__WORK TO DO__
Show all lines holding the string "consumat".

+---+

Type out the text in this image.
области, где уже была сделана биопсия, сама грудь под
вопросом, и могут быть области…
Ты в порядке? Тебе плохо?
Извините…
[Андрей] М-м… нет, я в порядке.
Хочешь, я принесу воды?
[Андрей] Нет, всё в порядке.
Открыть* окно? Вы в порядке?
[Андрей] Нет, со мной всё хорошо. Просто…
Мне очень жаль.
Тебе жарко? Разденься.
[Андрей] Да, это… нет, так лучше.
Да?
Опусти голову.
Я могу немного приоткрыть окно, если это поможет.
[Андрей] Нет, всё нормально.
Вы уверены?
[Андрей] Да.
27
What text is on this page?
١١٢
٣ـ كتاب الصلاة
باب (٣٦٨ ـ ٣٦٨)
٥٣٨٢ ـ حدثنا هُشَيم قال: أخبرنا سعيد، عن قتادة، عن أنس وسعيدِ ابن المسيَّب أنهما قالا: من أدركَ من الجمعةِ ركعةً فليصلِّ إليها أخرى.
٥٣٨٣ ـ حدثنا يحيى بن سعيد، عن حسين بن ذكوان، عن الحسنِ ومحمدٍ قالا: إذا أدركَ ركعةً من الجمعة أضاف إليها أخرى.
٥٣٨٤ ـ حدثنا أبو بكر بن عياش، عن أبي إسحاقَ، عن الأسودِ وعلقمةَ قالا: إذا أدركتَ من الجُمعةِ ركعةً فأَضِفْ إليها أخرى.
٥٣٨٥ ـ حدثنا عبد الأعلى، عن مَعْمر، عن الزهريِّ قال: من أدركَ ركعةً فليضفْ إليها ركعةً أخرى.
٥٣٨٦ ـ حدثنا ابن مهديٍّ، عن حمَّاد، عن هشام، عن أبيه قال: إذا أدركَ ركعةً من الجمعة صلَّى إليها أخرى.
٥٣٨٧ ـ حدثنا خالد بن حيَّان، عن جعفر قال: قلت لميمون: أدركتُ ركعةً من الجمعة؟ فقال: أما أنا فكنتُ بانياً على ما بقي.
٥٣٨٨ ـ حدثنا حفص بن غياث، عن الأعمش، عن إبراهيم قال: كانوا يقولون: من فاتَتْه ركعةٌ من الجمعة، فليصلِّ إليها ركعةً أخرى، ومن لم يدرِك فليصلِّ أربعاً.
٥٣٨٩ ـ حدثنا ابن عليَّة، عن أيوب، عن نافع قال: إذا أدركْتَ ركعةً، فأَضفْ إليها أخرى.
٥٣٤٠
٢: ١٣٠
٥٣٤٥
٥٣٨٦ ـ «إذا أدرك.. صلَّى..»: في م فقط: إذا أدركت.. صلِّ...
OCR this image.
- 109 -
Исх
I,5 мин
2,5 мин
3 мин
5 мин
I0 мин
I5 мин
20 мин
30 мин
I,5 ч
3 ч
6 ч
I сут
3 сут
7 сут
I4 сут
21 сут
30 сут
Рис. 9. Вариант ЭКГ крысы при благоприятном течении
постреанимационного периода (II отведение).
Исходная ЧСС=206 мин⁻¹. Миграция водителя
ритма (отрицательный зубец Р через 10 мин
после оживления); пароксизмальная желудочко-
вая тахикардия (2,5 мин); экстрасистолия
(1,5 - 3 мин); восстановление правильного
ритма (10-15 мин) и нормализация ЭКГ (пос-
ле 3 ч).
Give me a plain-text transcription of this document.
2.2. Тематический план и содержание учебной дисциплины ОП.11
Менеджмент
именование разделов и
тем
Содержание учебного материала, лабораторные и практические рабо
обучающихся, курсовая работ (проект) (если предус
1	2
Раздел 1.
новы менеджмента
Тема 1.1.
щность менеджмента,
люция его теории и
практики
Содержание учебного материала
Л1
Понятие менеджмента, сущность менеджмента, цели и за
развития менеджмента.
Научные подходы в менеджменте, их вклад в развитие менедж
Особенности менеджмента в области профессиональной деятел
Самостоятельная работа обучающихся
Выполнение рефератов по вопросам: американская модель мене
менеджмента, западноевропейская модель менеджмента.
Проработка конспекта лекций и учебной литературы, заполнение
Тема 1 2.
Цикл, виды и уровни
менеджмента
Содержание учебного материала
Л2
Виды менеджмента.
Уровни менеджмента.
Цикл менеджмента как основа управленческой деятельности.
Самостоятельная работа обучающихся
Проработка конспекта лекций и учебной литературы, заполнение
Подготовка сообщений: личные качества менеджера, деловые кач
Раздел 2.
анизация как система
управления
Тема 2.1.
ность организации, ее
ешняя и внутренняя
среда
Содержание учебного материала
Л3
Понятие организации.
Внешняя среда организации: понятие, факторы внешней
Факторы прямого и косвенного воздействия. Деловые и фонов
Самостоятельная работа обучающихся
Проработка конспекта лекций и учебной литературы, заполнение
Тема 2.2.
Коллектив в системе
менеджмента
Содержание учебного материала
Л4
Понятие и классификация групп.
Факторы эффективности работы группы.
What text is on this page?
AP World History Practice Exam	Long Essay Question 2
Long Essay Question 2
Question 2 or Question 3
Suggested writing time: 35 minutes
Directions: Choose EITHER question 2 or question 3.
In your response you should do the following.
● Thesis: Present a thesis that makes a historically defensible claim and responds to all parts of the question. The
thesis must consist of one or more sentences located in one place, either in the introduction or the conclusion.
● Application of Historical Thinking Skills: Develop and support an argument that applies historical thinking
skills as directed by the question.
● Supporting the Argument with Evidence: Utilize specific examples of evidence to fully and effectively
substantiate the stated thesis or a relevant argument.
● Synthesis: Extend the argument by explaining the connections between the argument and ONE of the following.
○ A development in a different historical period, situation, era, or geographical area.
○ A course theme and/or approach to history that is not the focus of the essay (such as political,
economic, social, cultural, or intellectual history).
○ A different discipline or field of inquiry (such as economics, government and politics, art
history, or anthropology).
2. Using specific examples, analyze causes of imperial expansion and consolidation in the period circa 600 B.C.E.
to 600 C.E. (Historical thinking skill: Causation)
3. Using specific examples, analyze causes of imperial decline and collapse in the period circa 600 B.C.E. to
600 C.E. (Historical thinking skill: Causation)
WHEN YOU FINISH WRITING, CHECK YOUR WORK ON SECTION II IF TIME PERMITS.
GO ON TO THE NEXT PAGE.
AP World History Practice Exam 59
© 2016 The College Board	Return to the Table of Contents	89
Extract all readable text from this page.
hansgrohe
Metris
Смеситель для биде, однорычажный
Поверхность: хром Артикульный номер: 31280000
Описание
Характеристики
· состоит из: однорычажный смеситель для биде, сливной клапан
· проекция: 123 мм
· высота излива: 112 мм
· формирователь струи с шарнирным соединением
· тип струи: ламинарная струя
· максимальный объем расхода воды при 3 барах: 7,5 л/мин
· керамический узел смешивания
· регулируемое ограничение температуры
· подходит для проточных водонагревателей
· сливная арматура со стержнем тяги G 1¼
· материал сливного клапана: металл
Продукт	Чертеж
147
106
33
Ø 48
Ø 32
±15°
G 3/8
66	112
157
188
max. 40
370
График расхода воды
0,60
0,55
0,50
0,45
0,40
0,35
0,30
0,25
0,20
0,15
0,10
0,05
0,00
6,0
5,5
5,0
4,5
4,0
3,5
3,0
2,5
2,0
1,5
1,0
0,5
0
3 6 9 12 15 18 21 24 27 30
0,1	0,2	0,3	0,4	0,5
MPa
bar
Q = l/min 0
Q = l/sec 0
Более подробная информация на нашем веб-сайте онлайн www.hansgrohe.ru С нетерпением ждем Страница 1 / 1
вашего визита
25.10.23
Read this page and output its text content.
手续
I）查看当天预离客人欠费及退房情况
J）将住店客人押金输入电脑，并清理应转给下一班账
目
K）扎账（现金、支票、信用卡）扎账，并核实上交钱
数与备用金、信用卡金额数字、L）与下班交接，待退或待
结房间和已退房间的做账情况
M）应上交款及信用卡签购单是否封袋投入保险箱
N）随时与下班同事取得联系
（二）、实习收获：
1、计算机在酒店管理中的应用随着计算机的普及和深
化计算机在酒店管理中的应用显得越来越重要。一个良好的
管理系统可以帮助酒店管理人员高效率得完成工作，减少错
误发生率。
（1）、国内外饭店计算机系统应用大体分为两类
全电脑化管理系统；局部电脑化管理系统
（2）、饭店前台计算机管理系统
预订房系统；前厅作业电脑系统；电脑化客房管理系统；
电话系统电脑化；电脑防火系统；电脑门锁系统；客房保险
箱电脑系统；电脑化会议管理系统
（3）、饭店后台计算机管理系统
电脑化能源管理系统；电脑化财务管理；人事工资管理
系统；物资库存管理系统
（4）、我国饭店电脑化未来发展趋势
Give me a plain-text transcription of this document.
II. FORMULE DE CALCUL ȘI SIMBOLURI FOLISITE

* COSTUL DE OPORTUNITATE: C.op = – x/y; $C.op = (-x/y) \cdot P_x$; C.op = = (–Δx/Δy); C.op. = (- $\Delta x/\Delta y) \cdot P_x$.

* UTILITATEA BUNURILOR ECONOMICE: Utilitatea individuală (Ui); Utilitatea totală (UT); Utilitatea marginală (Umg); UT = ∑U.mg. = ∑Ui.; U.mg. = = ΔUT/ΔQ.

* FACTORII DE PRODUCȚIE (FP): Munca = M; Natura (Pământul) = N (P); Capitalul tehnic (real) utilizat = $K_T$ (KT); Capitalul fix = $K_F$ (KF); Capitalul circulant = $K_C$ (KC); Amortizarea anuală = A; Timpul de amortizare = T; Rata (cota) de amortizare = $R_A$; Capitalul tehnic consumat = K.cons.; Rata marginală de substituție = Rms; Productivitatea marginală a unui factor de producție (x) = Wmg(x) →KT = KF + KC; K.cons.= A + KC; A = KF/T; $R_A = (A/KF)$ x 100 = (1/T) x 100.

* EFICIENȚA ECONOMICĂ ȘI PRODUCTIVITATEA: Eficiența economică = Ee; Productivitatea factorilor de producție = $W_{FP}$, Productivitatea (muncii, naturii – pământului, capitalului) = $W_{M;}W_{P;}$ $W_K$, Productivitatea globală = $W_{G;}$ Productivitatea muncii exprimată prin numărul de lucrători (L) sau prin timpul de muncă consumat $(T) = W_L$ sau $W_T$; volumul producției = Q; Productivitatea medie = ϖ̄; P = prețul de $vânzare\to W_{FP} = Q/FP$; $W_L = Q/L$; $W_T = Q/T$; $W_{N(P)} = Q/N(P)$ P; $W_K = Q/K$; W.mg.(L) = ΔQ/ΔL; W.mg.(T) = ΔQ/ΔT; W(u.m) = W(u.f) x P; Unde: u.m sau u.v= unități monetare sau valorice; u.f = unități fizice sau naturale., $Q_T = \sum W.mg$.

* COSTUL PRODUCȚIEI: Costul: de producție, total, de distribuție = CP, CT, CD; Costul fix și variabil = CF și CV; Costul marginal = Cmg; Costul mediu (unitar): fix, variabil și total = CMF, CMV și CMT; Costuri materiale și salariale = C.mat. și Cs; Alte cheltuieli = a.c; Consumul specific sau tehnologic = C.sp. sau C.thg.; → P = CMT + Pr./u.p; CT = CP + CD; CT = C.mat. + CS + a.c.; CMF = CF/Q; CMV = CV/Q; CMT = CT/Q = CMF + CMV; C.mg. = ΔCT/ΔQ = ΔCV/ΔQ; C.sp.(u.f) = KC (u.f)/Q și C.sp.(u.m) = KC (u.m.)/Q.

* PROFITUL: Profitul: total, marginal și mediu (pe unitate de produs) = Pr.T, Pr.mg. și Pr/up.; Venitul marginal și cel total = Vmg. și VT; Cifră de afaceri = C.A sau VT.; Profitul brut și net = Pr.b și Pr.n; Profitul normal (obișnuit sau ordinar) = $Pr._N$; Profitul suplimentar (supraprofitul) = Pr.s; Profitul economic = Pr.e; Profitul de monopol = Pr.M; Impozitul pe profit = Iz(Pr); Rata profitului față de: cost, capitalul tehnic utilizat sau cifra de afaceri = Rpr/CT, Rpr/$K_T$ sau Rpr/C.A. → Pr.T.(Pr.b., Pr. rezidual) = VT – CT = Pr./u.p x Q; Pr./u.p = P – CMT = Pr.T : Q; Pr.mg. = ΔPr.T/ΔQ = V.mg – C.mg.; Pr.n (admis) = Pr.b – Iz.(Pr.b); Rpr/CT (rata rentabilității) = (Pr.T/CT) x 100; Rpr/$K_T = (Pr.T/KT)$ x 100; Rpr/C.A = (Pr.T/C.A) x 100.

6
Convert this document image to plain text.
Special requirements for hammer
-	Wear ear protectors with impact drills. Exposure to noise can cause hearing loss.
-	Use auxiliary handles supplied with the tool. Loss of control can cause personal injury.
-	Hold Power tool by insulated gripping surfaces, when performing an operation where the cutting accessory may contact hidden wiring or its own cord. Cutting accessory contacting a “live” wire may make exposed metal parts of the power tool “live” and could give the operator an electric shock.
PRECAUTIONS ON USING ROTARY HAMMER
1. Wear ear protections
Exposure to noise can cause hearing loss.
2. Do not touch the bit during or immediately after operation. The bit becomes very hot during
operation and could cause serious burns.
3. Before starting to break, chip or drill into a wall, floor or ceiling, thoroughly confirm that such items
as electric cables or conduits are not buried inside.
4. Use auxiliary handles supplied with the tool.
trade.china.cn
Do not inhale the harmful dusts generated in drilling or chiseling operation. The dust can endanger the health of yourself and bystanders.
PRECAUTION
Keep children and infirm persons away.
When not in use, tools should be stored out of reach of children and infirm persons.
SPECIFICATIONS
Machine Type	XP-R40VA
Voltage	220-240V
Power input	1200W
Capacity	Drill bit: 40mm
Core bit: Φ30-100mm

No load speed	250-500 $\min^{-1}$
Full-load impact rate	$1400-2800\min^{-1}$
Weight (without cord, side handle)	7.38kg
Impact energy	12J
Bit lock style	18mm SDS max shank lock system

+---+

__RESULT OF THIS EXERCISE__
* FACTORII DE PRODUCȚIE (FP): Munca = M; Natura (Pământul) = N (P); Capitalul tehnic (real) utilizat = $K_T$ (KT); Capitalul fix = $K_F$ (KF); Capitalul circulant = $K_C$ (KC); Amortizarea anuală = A; Timpul de amortizare = T; Rata (cota) de amortizare = $R_A$; Capitalul tehnic consumat = K.cons.; Rata marginală de substituție = Rms; Productivitatea marginală a unui factor de producție (x) = Wmg(x) →KT = KF + KC; K.cons.= A + KC; A = KF/T; $R_A = (A/KF)$ x 100 = (1/T) x 100.
* EFICIENȚA ECONOMICĂ ȘI PRODUCTIVITATEA: Eficiența economică = Ee; Productivitatea factorilor de producție = $W_{FP}$, Productivitatea (muncii, naturii – pământului, capitalului) = $W_{M;}W_{P;}$ $W_K$, Productivitatea globală = $W_{G;}$ Productivitatea muncii exprimată prin numărul de lucrători (L) sau prin timpul de muncă consumat $(T) = W_L$ sau $W_T$; volumul producției = Q; Productivitatea medie = ϖ̄; P = prețul de $vânzare\to W_{FP} = Q/FP$; $W_L = Q/L$; $W_T = Q/T$; $W_{N(P)} = Q/N(P)$ P; $W_K = Q/K$; W.mg.(L) = ΔQ/ΔL; W.mg.(T) = ΔQ/ΔT; W(u.m) = W(u.f) x P; Unde: u.m sau u.v= unități monetare sau valorice; u.f = unități fizice sau naturale., $Q_T = \sum W.mg$.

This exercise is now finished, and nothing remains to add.